[AIM OF THE TASK]
Go through the data and copy every line exactly, but not the images.

(Data entries for graphics)
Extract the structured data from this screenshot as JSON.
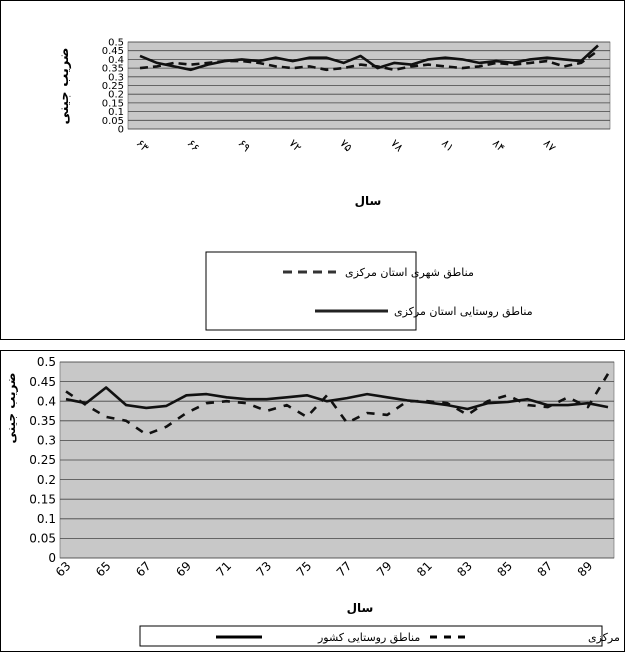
{
  "chart_data": [
    {
      "type": "line",
      "title": "",
      "xlabel": "سال",
      "ylabel": "ضریب جینی",
      "ylim": [
        0,
        0.5
      ],
      "grid": true,
      "yticks": [
        "0",
        "0.05",
        "0.1",
        "0.15",
        "0.2",
        "0.25",
        "0.3",
        "0.35",
        "0.4",
        "0.45",
        "0.5"
      ],
      "xticks": [
        "۶۳",
        "۶۶",
        "۶۹",
        "۷۲",
        "۷۵",
        "۷۸",
        "۸۱",
        "۸۴",
        "۸۷"
      ],
      "x": [
        63,
        64,
        65,
        66,
        67,
        68,
        69,
        70,
        71,
        72,
        73,
        74,
        75,
        76,
        77,
        78,
        79,
        80,
        81,
        82,
        83,
        84,
        85,
        86,
        87,
        88,
        89,
        90
      ],
      "legend_position": "bottom",
      "series": [
        {
          "name": "مناطق شهری استان مرکزی",
          "style": "dashed",
          "values": [
            0.35,
            0.36,
            0.38,
            0.37,
            0.38,
            0.39,
            0.39,
            0.38,
            0.36,
            0.35,
            0.36,
            0.34,
            0.35,
            0.37,
            0.36,
            0.34,
            0.36,
            0.37,
            0.36,
            0.35,
            0.36,
            0.38,
            0.37,
            0.38,
            0.39,
            0.36,
            0.38,
            0.45
          ]
        },
        {
          "name": "مناطق روستایی استان مرکزی",
          "style": "solid",
          "values": [
            0.42,
            0.38,
            0.36,
            0.34,
            0.37,
            0.39,
            0.4,
            0.39,
            0.41,
            0.39,
            0.41,
            0.41,
            0.38,
            0.42,
            0.35,
            0.38,
            0.37,
            0.4,
            0.41,
            0.4,
            0.38,
            0.39,
            0.38,
            0.4,
            0.41,
            0.4,
            0.39,
            0.48
          ]
        }
      ]
    },
    {
      "type": "line",
      "title": "",
      "xlabel": "سال",
      "ylabel": "ضریب جینی",
      "ylim": [
        0,
        0.5
      ],
      "grid": true,
      "yticks": [
        "0",
        "0.05",
        "0.1",
        "0.15",
        "0.2",
        "0.25",
        "0.3",
        "0.35",
        "0.4",
        "0.45",
        "0.5"
      ],
      "xticks": [
        "63",
        "65",
        "67",
        "69",
        "71",
        "73",
        "75",
        "77",
        "79",
        "81",
        "83",
        "85",
        "87",
        "89"
      ],
      "x": [
        63,
        64,
        65,
        66,
        67,
        68,
        69,
        70,
        71,
        72,
        73,
        74,
        75,
        76,
        77,
        78,
        79,
        80,
        81,
        82,
        83,
        84,
        85,
        86,
        87,
        88,
        89,
        90
      ],
      "legend_position": "bottom",
      "series": [
        {
          "name": "مناطق روستایی کشور",
          "style": "solid",
          "values": [
            0.405,
            0.395,
            0.435,
            0.39,
            0.383,
            0.388,
            0.415,
            0.418,
            0.41,
            0.405,
            0.405,
            0.41,
            0.415,
            0.4,
            0.408,
            0.418,
            0.41,
            0.402,
            0.397,
            0.39,
            0.38,
            0.395,
            0.398,
            0.405,
            0.39,
            0.39,
            0.395,
            0.385
          ]
        },
        {
          "name": "مناطق روستایی استان مرکزی",
          "style": "dashed",
          "values": [
            0.425,
            0.39,
            0.36,
            0.35,
            0.315,
            0.335,
            0.37,
            0.395,
            0.4,
            0.395,
            0.375,
            0.39,
            0.36,
            0.415,
            0.345,
            0.37,
            0.365,
            0.4,
            0.4,
            0.395,
            0.365,
            0.4,
            0.415,
            0.39,
            0.385,
            0.41,
            0.385,
            0.47
          ]
        }
      ]
    }
  ]
}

[EXPECTED ANSWER]
Extract the structured data from this screenshot as JSON.
{
  "chart_data": [
    {
      "type": "line",
      "title": "",
      "xlabel": "سال",
      "ylabel": "ضریب جینی",
      "ylim": [
        0,
        0.5
      ],
      "grid": true,
      "yticks": [
        "0",
        "0.05",
        "0.1",
        "0.15",
        "0.2",
        "0.25",
        "0.3",
        "0.35",
        "0.4",
        "0.45",
        "0.5"
      ],
      "xticks": [
        "۶۳",
        "۶۶",
        "۶۹",
        "۷۲",
        "۷۵",
        "۷۸",
        "۸۱",
        "۸۴",
        "۸۷"
      ],
      "x": [
        63,
        64,
        65,
        66,
        67,
        68,
        69,
        70,
        71,
        72,
        73,
        74,
        75,
        76,
        77,
        78,
        79,
        80,
        81,
        82,
        83,
        84,
        85,
        86,
        87,
        88,
        89,
        90
      ],
      "legend_position": "bottom",
      "series": [
        {
          "name": "مناطق شهری استان مرکزی",
          "style": "dashed",
          "values": [
            0.35,
            0.36,
            0.38,
            0.37,
            0.38,
            0.39,
            0.39,
            0.38,
            0.36,
            0.35,
            0.36,
            0.34,
            0.35,
            0.37,
            0.36,
            0.34,
            0.36,
            0.37,
            0.36,
            0.35,
            0.36,
            0.38,
            0.37,
            0.38,
            0.39,
            0.36,
            0.38,
            0.45
          ]
        },
        {
          "name": "مناطق روستایی استان مرکزی",
          "style": "solid",
          "values": [
            0.42,
            0.38,
            0.36,
            0.34,
            0.37,
            0.39,
            0.4,
            0.39,
            0.41,
            0.39,
            0.41,
            0.41,
            0.38,
            0.42,
            0.35,
            0.38,
            0.37,
            0.4,
            0.41,
            0.4,
            0.38,
            0.39,
            0.38,
            0.4,
            0.41,
            0.4,
            0.39,
            0.48
          ]
        }
      ]
    },
    {
      "type": "line",
      "title": "",
      "xlabel": "سال",
      "ylabel": "ضریب جینی",
      "ylim": [
        0,
        0.5
      ],
      "grid": true,
      "yticks": [
        "0",
        "0.05",
        "0.1",
        "0.15",
        "0.2",
        "0.25",
        "0.3",
        "0.35",
        "0.4",
        "0.45",
        "0.5"
      ],
      "xticks": [
        "63",
        "65",
        "67",
        "69",
        "71",
        "73",
        "75",
        "77",
        "79",
        "81",
        "83",
        "85",
        "87",
        "89"
      ],
      "x": [
        63,
        64,
        65,
        66,
        67,
        68,
        69,
        70,
        71,
        72,
        73,
        74,
        75,
        76,
        77,
        78,
        79,
        80,
        81,
        82,
        83,
        84,
        85,
        86,
        87,
        88,
        89,
        90
      ],
      "legend_position": "bottom",
      "series": [
        {
          "name": "مناطق روستایی کشور",
          "style": "solid",
          "values": [
            0.405,
            0.395,
            0.435,
            0.39,
            0.383,
            0.388,
            0.415,
            0.418,
            0.41,
            0.405,
            0.405,
            0.41,
            0.415,
            0.4,
            0.408,
            0.418,
            0.41,
            0.402,
            0.397,
            0.39,
            0.38,
            0.395,
            0.398,
            0.405,
            0.39,
            0.39,
            0.395,
            0.385
          ]
        },
        {
          "name": "مناطق روستایی استان مرکزی",
          "style": "dashed",
          "values": [
            0.425,
            0.39,
            0.36,
            0.35,
            0.315,
            0.335,
            0.37,
            0.395,
            0.4,
            0.395,
            0.375,
            0.39,
            0.36,
            0.415,
            0.345,
            0.37,
            0.365,
            0.4,
            0.4,
            0.395,
            0.365,
            0.4,
            0.415,
            0.39,
            0.385,
            0.41,
            0.385,
            0.47
          ]
        }
      ]
    }
  ]
}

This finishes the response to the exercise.